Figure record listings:
--- Begin ---

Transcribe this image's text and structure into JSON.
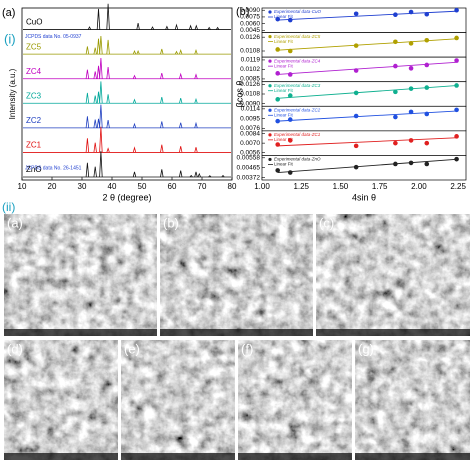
{
  "panel_i": "(i)",
  "panel_ii": "(ii)",
  "xrd": {
    "label": "(a)",
    "xlabel": "2 θ (degree)",
    "ylabel": "Intensity (a.u.)",
    "xlim": [
      10,
      80
    ],
    "xticks": [
      10,
      20,
      30,
      40,
      50,
      60,
      70,
      80
    ],
    "refs": [
      "JCPDS data No. 05-0937",
      "JCPDS data No. 26-1451"
    ],
    "patterns": [
      {
        "name": "CuO",
        "color": "#111111",
        "peaks_x": [
          32.5,
          35.5,
          38.7,
          48.7,
          53.5,
          58.3,
          61.5,
          66.2,
          68.1,
          72.4,
          75.2
        ],
        "peaks_h": [
          0.1,
          0.8,
          1.0,
          0.25,
          0.1,
          0.12,
          0.18,
          0.15,
          0.15,
          0.08,
          0.08
        ]
      },
      {
        "name": "ZC5",
        "color": "#9a9a00",
        "peaks_x": [
          31.8,
          34.4,
          35.5,
          36.3,
          38.7,
          47.5,
          48.7,
          56.6,
          61.5,
          62.9,
          68
        ],
        "peaks_h": [
          0.3,
          0.25,
          0.6,
          0.7,
          0.55,
          0.12,
          0.12,
          0.2,
          0.1,
          0.15,
          0.15
        ]
      },
      {
        "name": "ZC4",
        "color": "#c000c0",
        "peaks_x": [
          31.8,
          34.4,
          35.5,
          36.3,
          38.7,
          47.5,
          56.6,
          62.9,
          68
        ],
        "peaks_h": [
          0.35,
          0.28,
          0.5,
          0.8,
          0.45,
          0.12,
          0.22,
          0.18,
          0.16
        ]
      },
      {
        "name": "ZC3",
        "color": "#00a89a",
        "peaks_x": [
          31.8,
          34.4,
          35.5,
          36.3,
          38.7,
          47.5,
          56.6,
          62.9,
          68
        ],
        "peaks_h": [
          0.4,
          0.3,
          0.45,
          0.85,
          0.35,
          0.14,
          0.24,
          0.2,
          0.16
        ]
      },
      {
        "name": "ZC2",
        "color": "#2040c0",
        "peaks_x": [
          31.8,
          34.4,
          35.5,
          36.3,
          38.7,
          47.5,
          56.6,
          62.9,
          68
        ],
        "peaks_h": [
          0.45,
          0.32,
          0.35,
          0.9,
          0.3,
          0.15,
          0.25,
          0.2,
          0.18
        ]
      },
      {
        "name": "ZC1",
        "color": "#e01010",
        "peaks_x": [
          31.8,
          34.4,
          36.3,
          38.7,
          47.5,
          56.6,
          62.9,
          68
        ],
        "peaks_h": [
          0.55,
          0.38,
          1.0,
          0.15,
          0.18,
          0.3,
          0.24,
          0.2
        ]
      },
      {
        "name": "ZnO",
        "color": "#111111",
        "peaks_x": [
          31.8,
          34.4,
          36.3,
          47.5,
          56.6,
          62.9,
          66.4,
          68,
          69.1,
          72.6,
          77
        ],
        "peaks_h": [
          0.55,
          0.4,
          1.0,
          0.2,
          0.3,
          0.25,
          0.06,
          0.2,
          0.12,
          0.05,
          0.06
        ]
      }
    ]
  },
  "wh": {
    "label": "(b)",
    "xlabel": "4sin θ",
    "ylabel": "βcos θ",
    "xlim": [
      1.0,
      2.3
    ],
    "xticks": [
      {
        "value": 1,
        "label": "1.00"
      },
      1.25,
      {
        "value": 1.5,
        "label": "1.50"
      },
      1.75,
      {
        "value": 2,
        "label": "2.00"
      },
      2.25
    ],
    "x": [
      1.1,
      1.18,
      1.6,
      1.85,
      1.95,
      2.05,
      2.24
    ],
    "fit_x": [
      1.1,
      2.25
    ],
    "fit_name": "Linear Fit",
    "series": [
      {
        "name": "Experimental data-CuO",
        "color": "#1f3fd0",
        "ylim": [
          0.004,
          0.0095
        ],
        "yticks": [
          {
            "value": 0.009,
            "label": "0.0090"
          },
          {
            "value": 0.0075,
            "label": "0.0075"
          },
          {
            "value": 0.006,
            "label": "0.0060"
          },
          {
            "value": 0.0045,
            "label": "0.0045"
          }
        ],
        "values": [
          0.007,
          0.0068,
          0.0082,
          0.008,
          0.0086,
          0.0081,
          0.009
        ],
        "fit_y": [
          0.0068,
          0.0088
        ]
      },
      {
        "name": "Experimental data-ZC5",
        "color": "#b0a000",
        "ylim": [
          0.01,
          0.0132
        ],
        "yticks": [
          {
            "value": 0.0126,
            "label": "0.0126"
          },
          {
            "value": 0.0108,
            "label": "0.0108"
          }
        ],
        "values": [
          0.011,
          0.0108,
          0.0115,
          0.012,
          0.0118,
          0.0122,
          0.0125
        ],
        "fit_y": [
          0.0109,
          0.0124
        ]
      },
      {
        "name": "Experimental data-ZC4",
        "color": "#b020d0",
        "ylim": [
          0.008,
          0.0124
        ],
        "yticks": [
          {
            "value": 0.0119,
            "label": "0.0119"
          },
          {
            "value": 0.0102,
            "label": "0.0102"
          },
          {
            "value": 0.0085,
            "label": "0.0085"
          }
        ],
        "values": [
          0.0095,
          0.0093,
          0.01,
          0.0108,
          0.0104,
          0.011,
          0.0118
        ],
        "fit_y": [
          0.0093,
          0.0115
        ]
      },
      {
        "name": "Experimental data-ZC3",
        "color": "#10b090",
        "ylim": [
          0.0085,
          0.0131
        ],
        "yticks": [
          {
            "value": 0.0126,
            "label": "0.0126"
          },
          {
            "value": 0.0108,
            "label": "0.0108"
          },
          {
            "value": 0.009,
            "label": "0.0090"
          }
        ],
        "values": [
          0.0098,
          0.0105,
          0.011,
          0.0112,
          0.0118,
          0.012,
          0.0124
        ],
        "fit_y": [
          0.01,
          0.0124
        ]
      },
      {
        "name": "Experimental data-ZC2",
        "color": "#2050e0",
        "ylim": [
          0.0071,
          0.0119
        ],
        "yticks": [
          {
            "value": 0.0114,
            "label": "0.0114"
          },
          {
            "value": 0.0095,
            "label": "0.0095"
          },
          {
            "value": 0.0076,
            "label": "0.0076"
          }
        ],
        "values": [
          0.009,
          0.0093,
          0.01,
          0.0098,
          0.0108,
          0.0104,
          0.0112
        ],
        "fit_y": [
          0.009,
          0.011
        ]
      },
      {
        "name": "Experimental data-ZC1",
        "color": "#e02020",
        "ylim": [
          0.0052,
          0.0088
        ],
        "yticks": [
          {
            "value": 0.0084,
            "label": "0.0084"
          },
          {
            "value": 0.007,
            "label": "0.0070"
          },
          {
            "value": 0.0056,
            "label": "0.0056"
          }
        ],
        "values": [
          0.0068,
          0.0074,
          0.0066,
          0.007,
          0.0074,
          0.007,
          0.008
        ],
        "fit_y": [
          0.0066,
          0.0078
        ]
      },
      {
        "name": "Experimental data-ZnO",
        "color": "#222222",
        "ylim": [
          0.0035,
          0.0058
        ],
        "yticks": [
          {
            "value": 0.00558,
            "label": "0.00558"
          },
          {
            "value": 0.00465,
            "label": "0.00465"
          },
          {
            "value": 0.00372,
            "label": "0.00372"
          }
        ],
        "values": [
          0.0044,
          0.0042,
          0.0047,
          0.005,
          0.0051,
          0.005,
          0.00545
        ],
        "fit_y": [
          0.0042,
          0.00545
        ]
      }
    ]
  },
  "sem": {
    "labels": [
      "(a)",
      "(b)",
      "(c)",
      "(d)",
      "(e)",
      "(f)",
      "(g)"
    ]
  }
}
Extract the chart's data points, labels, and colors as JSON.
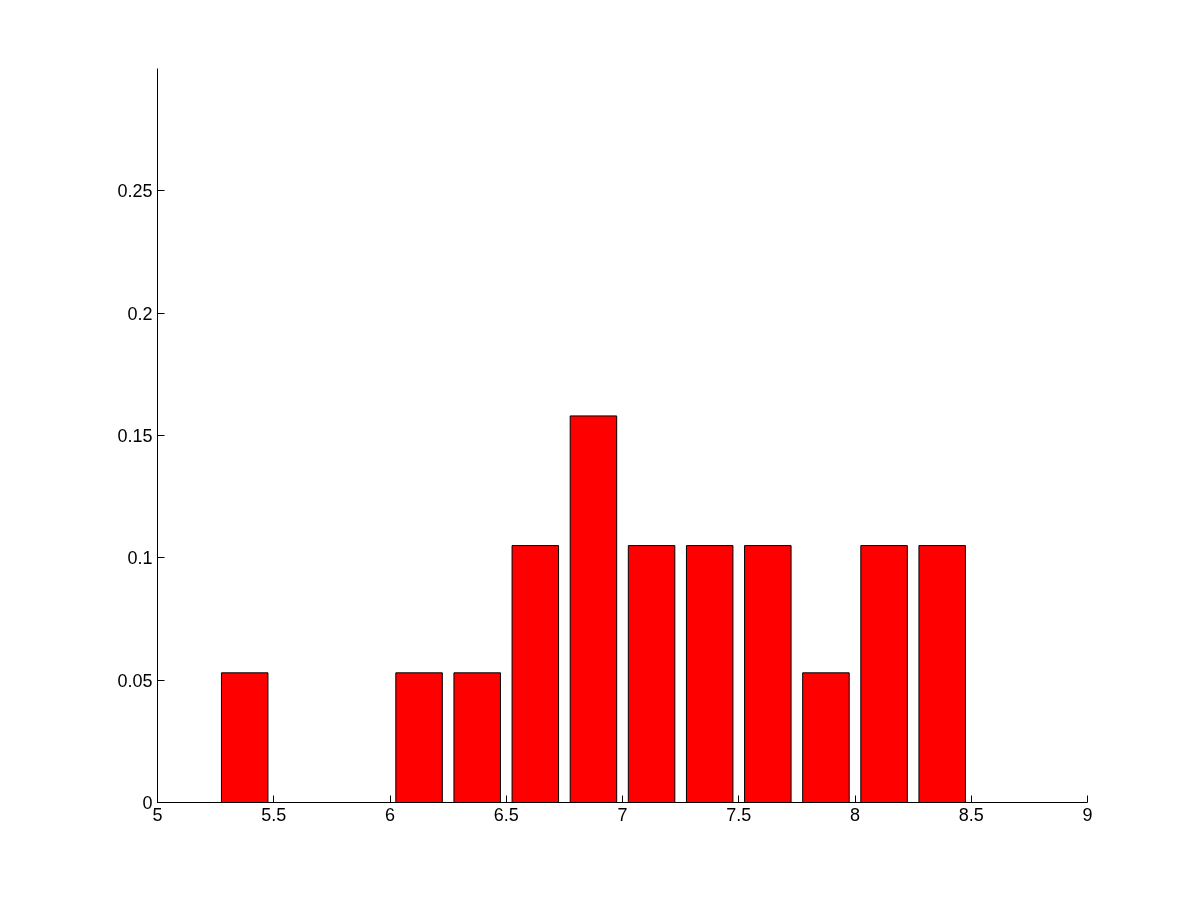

--- End ---

### TASK GOAL
Provide the number of lines in the data above that contain the string "JSON", and nothing else.

### REPLY
2